• The request: Output every line of the material exactly, omitting images.

(Collected data)
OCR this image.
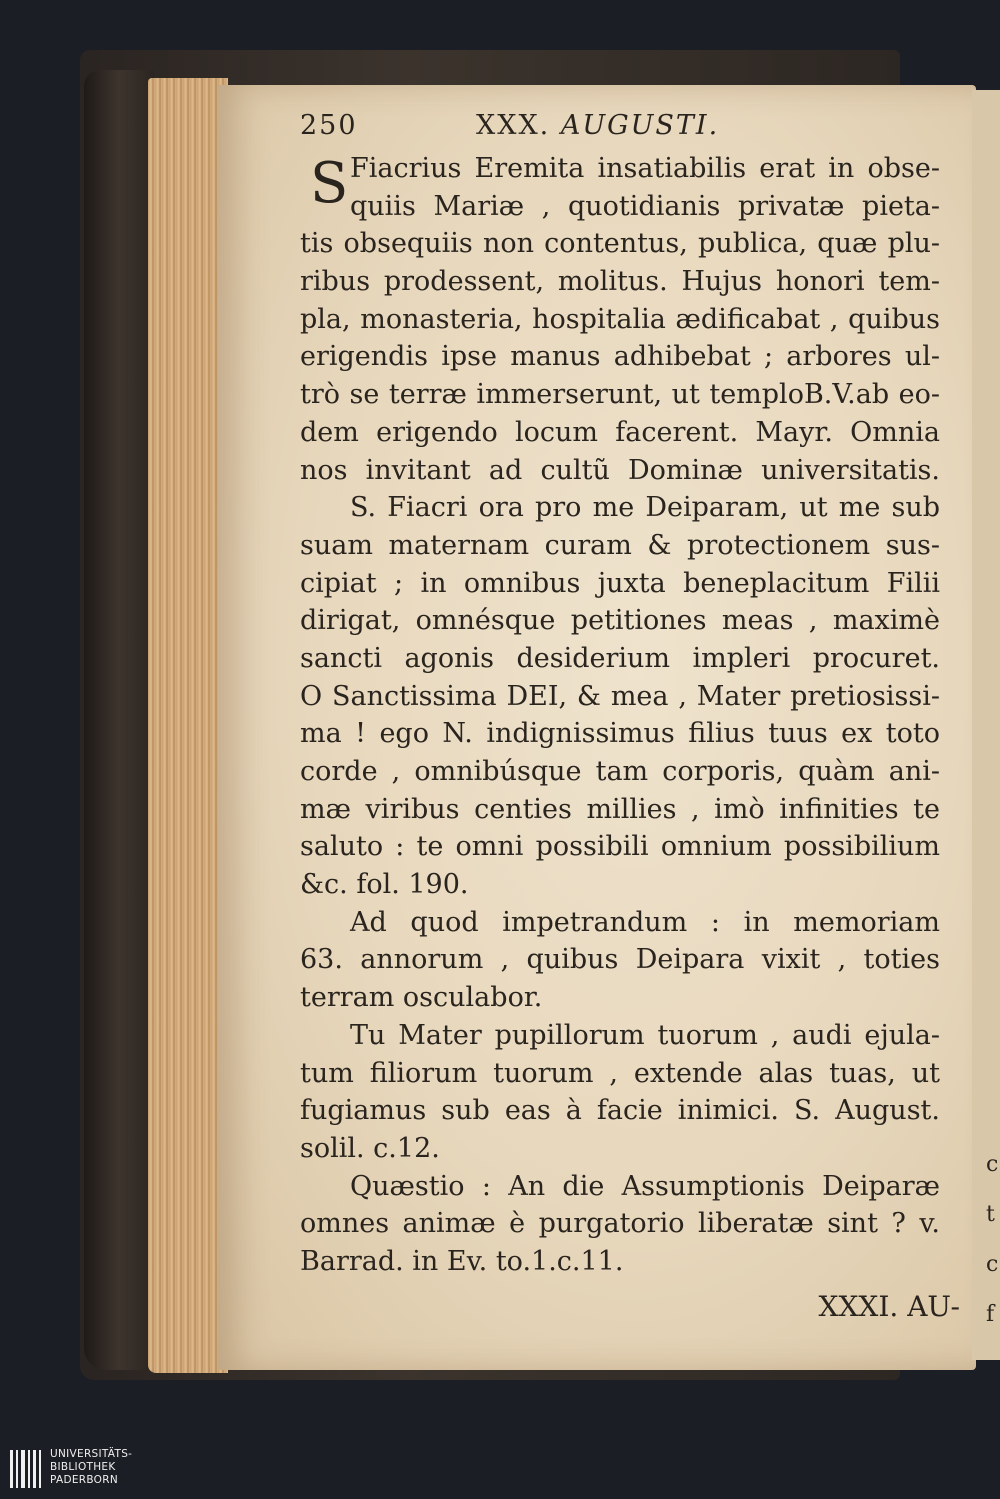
c
t
c
f
250	XXX. AUGUSTI.
S Fiacrius Eremita insatiabilis erat in obse-
quiis Mariæ , quotidianis privatæ pieta-
tis obsequiis non contentus, publica, quæ plu-
ribus prodessent, molitus. Hujus honori tem-
pla, monasteria, hospitalia ædificabat , quibus
erigendis ipse manus adhibebat ; arbores ul-
trò se terræ immerserunt, ut temploB.V.ab eo-
dem erigendo locum facerent. Mayr. Omnia
nos invitant ad cultũ Dominæ universitatis.
S. Fiacri ora pro me Deiparam, ut me sub
suam maternam curam & protectionem sus-
cipiat ; in omnibus juxta beneplacitum Filii
dirigat, omnésque petitiones meas , maximè
sancti agonis desiderium impleri procuret.
O Sanctissima DEI, & mea , Mater pretiosissi-
ma ! ego N. indignissimus filius tuus ex toto
corde , omnibúsque tam corporis, quàm ani-
mæ viribus centies millies , imò infinities te
saluto : te omni possibili omnium possibilium
&c. fol. 190.
Ad quod impetrandum : in memoriam
63. annorum , quibus Deipara vixit , toties
terram osculabor.
Tu Mater pupillorum tuorum , audi ejula-
tum filiorum tuorum , extende alas tuas, ut
fugiamus sub eas à facie inimici. S. August.
solil. c.12.
Quæstio : An die Assumptionis Deiparæ
omnes animæ è purgatorio liberatæ sint ? v.
Barrad. in Ev. to.1.c.11.
XXXI. AU-
UNIVERSITÄTS-
BIBLIOTHEK
PADERBORN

• Expected output:
OCR this image.
c
t
c
f
250	XXX. AUGUSTI.
S Fiacrius Eremita insatiabilis erat in obse-
quiis Mariæ , quotidianis privatæ pieta-
tis obsequiis non contentus, publica, quæ plu-
ribus prodessent, molitus. Hujus honori tem-
pla, monasteria, hospitalia ædificabat , quibus
erigendis ipse manus adhibebat ; arbores ul-
trò se terræ immerserunt, ut temploB.V.ab eo-
dem erigendo locum facerent. Mayr. Omnia
nos invitant ad cultũ Dominæ universitatis.
S. Fiacri ora pro me Deiparam, ut me sub
suam maternam curam & protectionem sus-
cipiat ; in omnibus juxta beneplacitum Filii
dirigat, omnésque petitiones meas , maximè
sancti agonis desiderium impleri procuret.
O Sanctissima DEI, & mea , Mater pretiosissi-
ma ! ego N. indignissimus filius tuus ex toto
corde , omnibúsque tam corporis, quàm ani-
mæ viribus centies millies , imò infinities te
saluto : te omni possibili omnium possibilium
&c. fol. 190.
Ad quod impetrandum : in memoriam
63. annorum , quibus Deipara vixit , toties
terram osculabor.
Tu Mater pupillorum tuorum , audi ejula-
tum filiorum tuorum , extende alas tuas, ut
fugiamus sub eas à facie inimici. S. August.
solil. c.12.
Quæstio : An die Assumptionis Deiparæ
omnes animæ è purgatorio liberatæ sint ? v.
Barrad. in Ev. to.1.c.11.
XXXI. AU-
UNIVERSITÄTS-
BIBLIOTHEK
PADERBORN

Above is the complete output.